▶ _Task objective_
Copy the listing below in full and skip every picture.

========

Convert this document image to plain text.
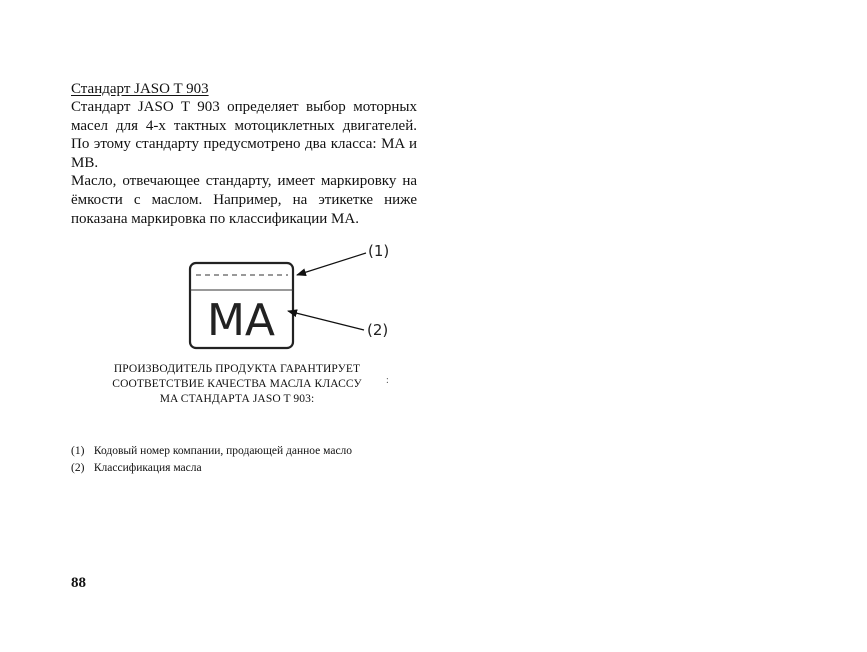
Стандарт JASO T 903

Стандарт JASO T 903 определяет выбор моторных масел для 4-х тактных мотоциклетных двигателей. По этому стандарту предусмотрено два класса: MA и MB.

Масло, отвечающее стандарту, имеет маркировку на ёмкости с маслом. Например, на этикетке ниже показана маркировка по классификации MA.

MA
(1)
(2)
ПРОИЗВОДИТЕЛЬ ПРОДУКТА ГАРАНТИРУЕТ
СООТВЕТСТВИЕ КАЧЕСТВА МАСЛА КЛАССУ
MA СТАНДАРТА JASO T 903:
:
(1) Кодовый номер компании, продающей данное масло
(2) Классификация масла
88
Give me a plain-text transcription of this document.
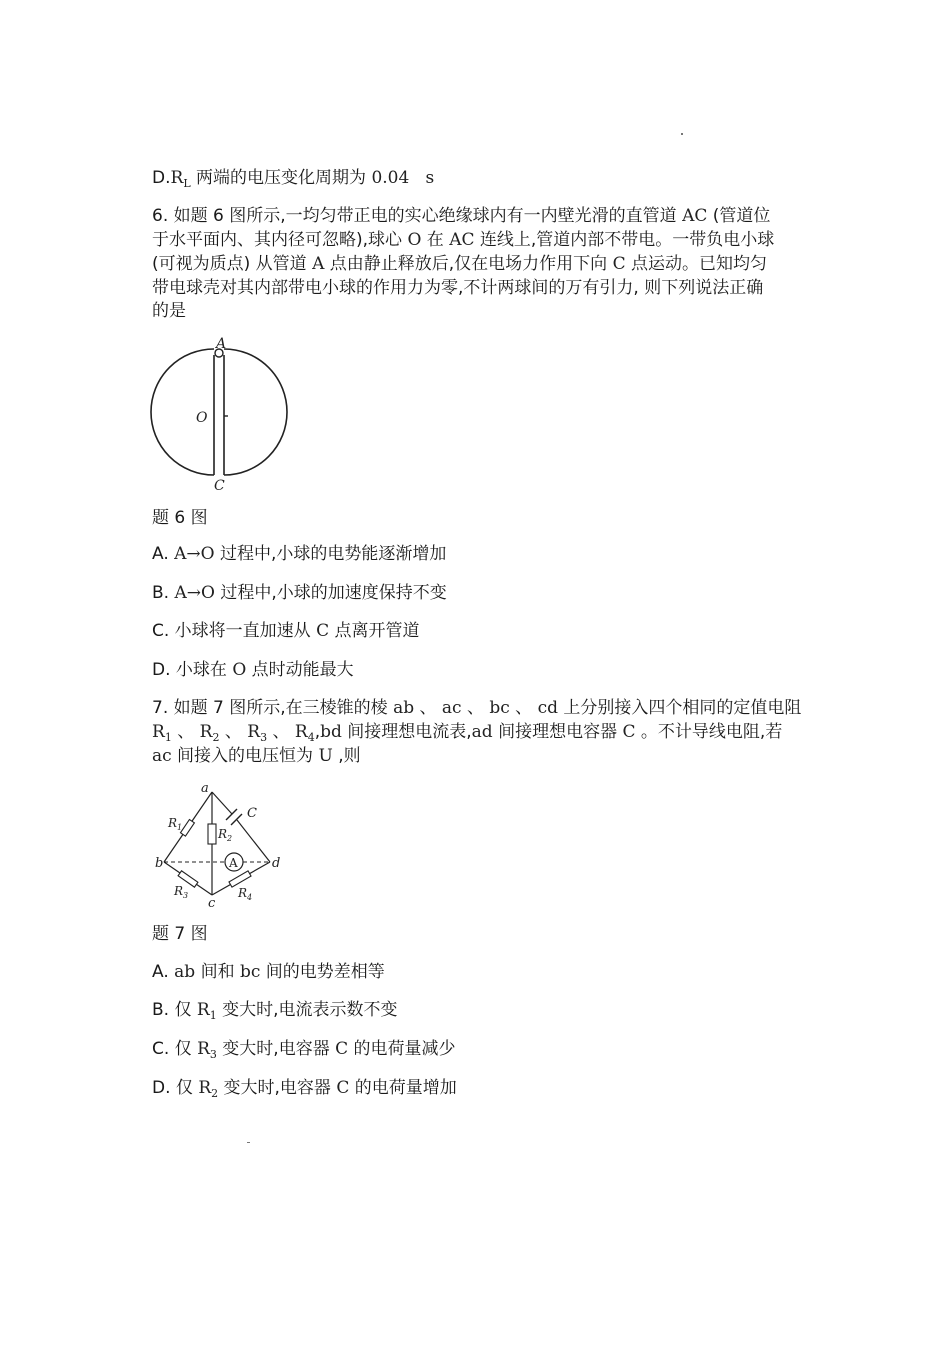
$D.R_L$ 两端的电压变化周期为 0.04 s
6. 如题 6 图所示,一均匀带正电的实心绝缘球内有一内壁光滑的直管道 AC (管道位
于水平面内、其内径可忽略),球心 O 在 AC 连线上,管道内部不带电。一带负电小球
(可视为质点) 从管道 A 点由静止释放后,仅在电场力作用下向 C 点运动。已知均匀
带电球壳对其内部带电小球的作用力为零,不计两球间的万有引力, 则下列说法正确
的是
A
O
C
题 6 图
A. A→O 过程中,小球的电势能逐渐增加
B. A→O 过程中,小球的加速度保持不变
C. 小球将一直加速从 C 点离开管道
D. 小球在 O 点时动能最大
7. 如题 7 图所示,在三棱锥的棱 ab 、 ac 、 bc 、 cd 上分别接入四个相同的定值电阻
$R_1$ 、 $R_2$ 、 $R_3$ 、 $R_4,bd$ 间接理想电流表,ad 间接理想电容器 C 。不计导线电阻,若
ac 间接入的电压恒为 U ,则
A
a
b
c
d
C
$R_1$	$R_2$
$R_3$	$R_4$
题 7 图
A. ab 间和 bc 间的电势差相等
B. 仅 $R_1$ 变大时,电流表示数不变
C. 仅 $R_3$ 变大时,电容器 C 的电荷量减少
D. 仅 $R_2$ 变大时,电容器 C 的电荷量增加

========

▶ _Written solution_
Convert this document image to plain text.
Стандарт JASO T 903

Стандарт JASO T 903 определяет выбор моторных масел для 4-х тактных мотоциклетных двигателей. По этому стандарту предусмотрено два класса: MA и MB.

Масло, отвечающее стандарту, имеет маркировку на ёмкости с маслом. Например, на этикетке ниже показана маркировка по классификации MA.

MA
(1)
(2)
ПРОИЗВОДИТЕЛЬ ПРОДУКТА ГАРАНТИРУЕТ
СООТВЕТСТВИЕ КАЧЕСТВА МАСЛА КЛАССУ
MA СТАНДАРТА JASO T 903:
:
(1) Кодовый номер компании, продающей данное масло
(2) Классификация масла
88
Give me a plain-text transcription of this document.
$D.R_L$ 两端的电压变化周期为 0.04 s
6. 如题 6 图所示,一均匀带正电的实心绝缘球内有一内壁光滑的直管道 AC (管道位
于水平面内、其内径可忽略),球心 O 在 AC 连线上,管道内部不带电。一带负电小球
(可视为质点) 从管道 A 点由静止释放后,仅在电场力作用下向 C 点运动。已知均匀
带电球壳对其内部带电小球的作用力为零,不计两球间的万有引力, 则下列说法正确
的是
A
O
C
题 6 图
A. A→O 过程中,小球的电势能逐渐增加
B. A→O 过程中,小球的加速度保持不变
C. 小球将一直加速从 C 点离开管道
D. 小球在 O 点时动能最大
7. 如题 7 图所示,在三棱锥的棱 ab 、 ac 、 bc 、 cd 上分别接入四个相同的定值电阻
$R_1$ 、 $R_2$ 、 $R_3$ 、 $R_4,bd$ 间接理想电流表,ad 间接理想电容器 C 。不计导线电阻,若
ac 间接入的电压恒为 U ,则
A
a
b
c
d
C
$R_1$	$R_2$
$R_3$	$R_4$
题 7 图
A. ab 间和 bc 间的电势差相等
B. 仅 $R_1$ 变大时,电流表示数不变
C. 仅 $R_3$ 变大时,电容器 C 的电荷量减少
D. 仅 $R_2$ 变大时,电容器 C 的电荷量增加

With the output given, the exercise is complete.